-- Collected data entries --
··········
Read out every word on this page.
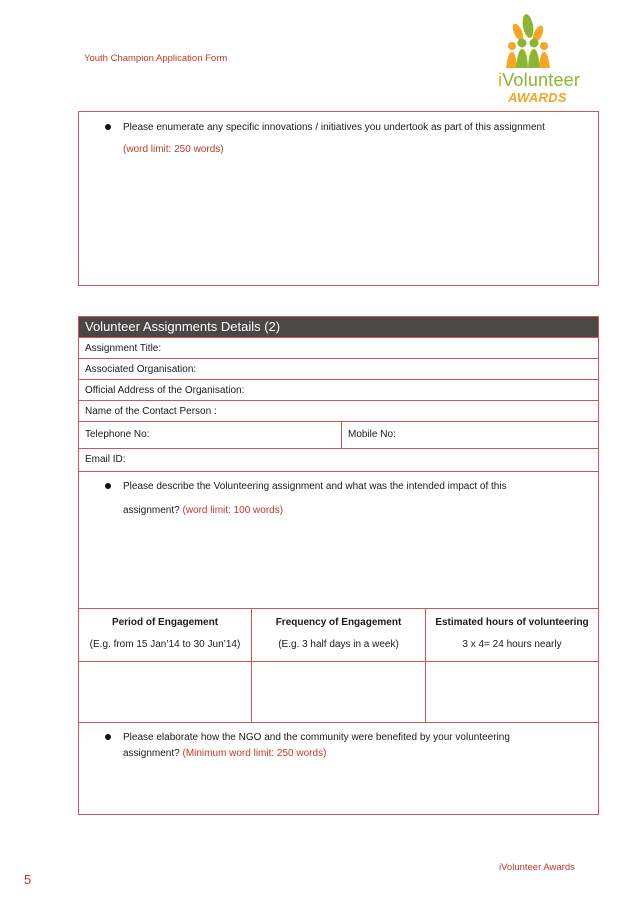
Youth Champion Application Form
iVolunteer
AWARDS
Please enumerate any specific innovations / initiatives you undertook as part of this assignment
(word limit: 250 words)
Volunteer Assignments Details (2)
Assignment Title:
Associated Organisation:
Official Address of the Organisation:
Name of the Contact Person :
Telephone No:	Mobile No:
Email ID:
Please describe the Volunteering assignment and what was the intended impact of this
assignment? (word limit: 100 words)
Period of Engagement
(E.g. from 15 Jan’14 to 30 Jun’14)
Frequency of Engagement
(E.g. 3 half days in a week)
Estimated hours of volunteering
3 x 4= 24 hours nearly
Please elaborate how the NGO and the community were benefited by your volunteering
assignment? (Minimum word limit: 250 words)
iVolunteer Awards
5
··········
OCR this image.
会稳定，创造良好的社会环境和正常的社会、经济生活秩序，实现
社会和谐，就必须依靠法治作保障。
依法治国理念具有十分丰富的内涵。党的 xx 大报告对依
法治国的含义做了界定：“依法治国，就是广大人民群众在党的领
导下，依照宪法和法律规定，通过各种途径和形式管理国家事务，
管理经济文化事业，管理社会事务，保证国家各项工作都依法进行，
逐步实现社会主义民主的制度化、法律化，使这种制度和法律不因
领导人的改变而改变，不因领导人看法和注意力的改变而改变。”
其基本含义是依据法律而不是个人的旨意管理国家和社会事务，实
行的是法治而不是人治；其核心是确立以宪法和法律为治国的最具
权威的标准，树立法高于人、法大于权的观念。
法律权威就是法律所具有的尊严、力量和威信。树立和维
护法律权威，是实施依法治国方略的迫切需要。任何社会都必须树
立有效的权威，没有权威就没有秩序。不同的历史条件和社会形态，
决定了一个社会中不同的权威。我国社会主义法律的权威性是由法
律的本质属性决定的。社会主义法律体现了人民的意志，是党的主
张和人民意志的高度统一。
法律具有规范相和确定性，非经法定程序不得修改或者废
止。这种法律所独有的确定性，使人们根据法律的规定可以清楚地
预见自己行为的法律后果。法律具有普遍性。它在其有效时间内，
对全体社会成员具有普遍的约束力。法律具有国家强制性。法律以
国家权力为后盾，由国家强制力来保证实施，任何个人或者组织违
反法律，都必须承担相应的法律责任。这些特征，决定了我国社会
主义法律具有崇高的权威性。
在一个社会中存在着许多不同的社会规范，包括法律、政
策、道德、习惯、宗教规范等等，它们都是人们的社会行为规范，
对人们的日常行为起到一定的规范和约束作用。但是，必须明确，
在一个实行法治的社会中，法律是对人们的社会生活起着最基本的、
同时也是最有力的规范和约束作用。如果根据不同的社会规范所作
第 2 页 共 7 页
··········
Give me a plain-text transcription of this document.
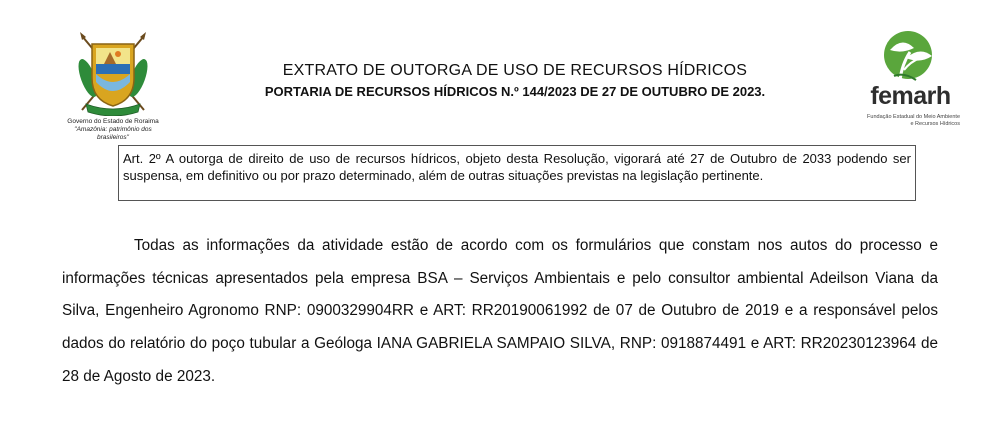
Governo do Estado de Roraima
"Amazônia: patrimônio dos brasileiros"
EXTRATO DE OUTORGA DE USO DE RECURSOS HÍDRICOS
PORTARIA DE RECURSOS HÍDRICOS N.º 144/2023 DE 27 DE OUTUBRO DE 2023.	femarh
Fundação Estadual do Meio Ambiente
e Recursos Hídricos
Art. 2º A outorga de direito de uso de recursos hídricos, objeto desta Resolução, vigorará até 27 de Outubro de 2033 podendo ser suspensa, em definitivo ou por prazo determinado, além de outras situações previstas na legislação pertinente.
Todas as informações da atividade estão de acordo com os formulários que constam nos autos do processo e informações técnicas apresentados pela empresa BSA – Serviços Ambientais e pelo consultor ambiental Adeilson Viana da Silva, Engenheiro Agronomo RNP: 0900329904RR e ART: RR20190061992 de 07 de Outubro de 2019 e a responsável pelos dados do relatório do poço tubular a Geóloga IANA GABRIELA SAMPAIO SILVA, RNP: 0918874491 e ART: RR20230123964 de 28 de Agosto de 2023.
··········
Using the entries above, find all lines with "words". Copy them.

(word limit: 250 words)
assignment? (word limit: 100 words)
assignment? (Minimum word limit: 250 words)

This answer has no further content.